Work to complete. Set down every entry word for word. Omit the pictures.

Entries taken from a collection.

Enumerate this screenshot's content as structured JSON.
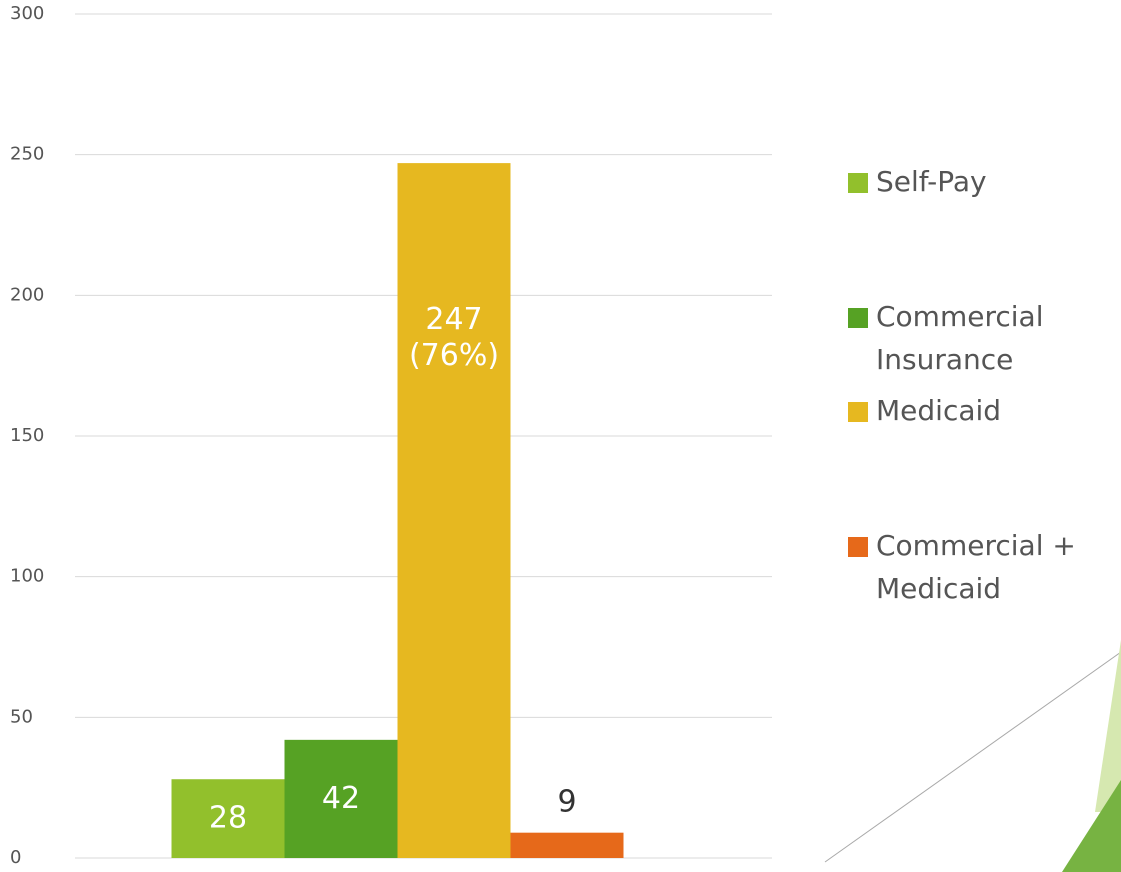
{
  "chart_data": {
    "type": "bar",
    "categories": [
      null
    ],
    "series": [
      {
        "name": "Self-Pay",
        "color": "#92c02c",
        "values": [
          28
        ],
        "value_labels": [
          "28"
        ]
      },
      {
        "name": "Commercial Insurance",
        "color": "#56a224",
        "values": [
          42
        ],
        "value_labels": [
          "42"
        ]
      },
      {
        "name": "Medicaid",
        "color": "#e6b820",
        "values": [
          247
        ],
        "value_labels": [
          "247 (76%)"
        ]
      },
      {
        "name": "Commercial + Medicaid",
        "color": "#e6691a",
        "values": [
          9
        ],
        "value_labels": [
          "9"
        ]
      }
    ],
    "ylim": [
      0,
      300
    ],
    "yticks": [
      0,
      50,
      100,
      150,
      200,
      250,
      300
    ],
    "grid": true,
    "legend": "right"
  }
}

Exercise solution.
Enumerate this screenshot's content as structured JSON.
{
  "chart_data": {
    "type": "bar",
    "categories": [
      null
    ],
    "series": [
      {
        "name": "Self-Pay",
        "color": "#92c02c",
        "values": [
          28
        ],
        "value_labels": [
          "28"
        ]
      },
      {
        "name": "Commercial Insurance",
        "color": "#56a224",
        "values": [
          42
        ],
        "value_labels": [
          "42"
        ]
      },
      {
        "name": "Medicaid",
        "color": "#e6b820",
        "values": [
          247
        ],
        "value_labels": [
          "247 (76%)"
        ]
      },
      {
        "name": "Commercial + Medicaid",
        "color": "#e6691a",
        "values": [
          9
        ],
        "value_labels": [
          "9"
        ]
      }
    ],
    "ylim": [
      0,
      300
    ],
    "yticks": [
      0,
      50,
      100,
      150,
      200,
      250,
      300
    ],
    "grid": true,
    "legend": "right"
  }
}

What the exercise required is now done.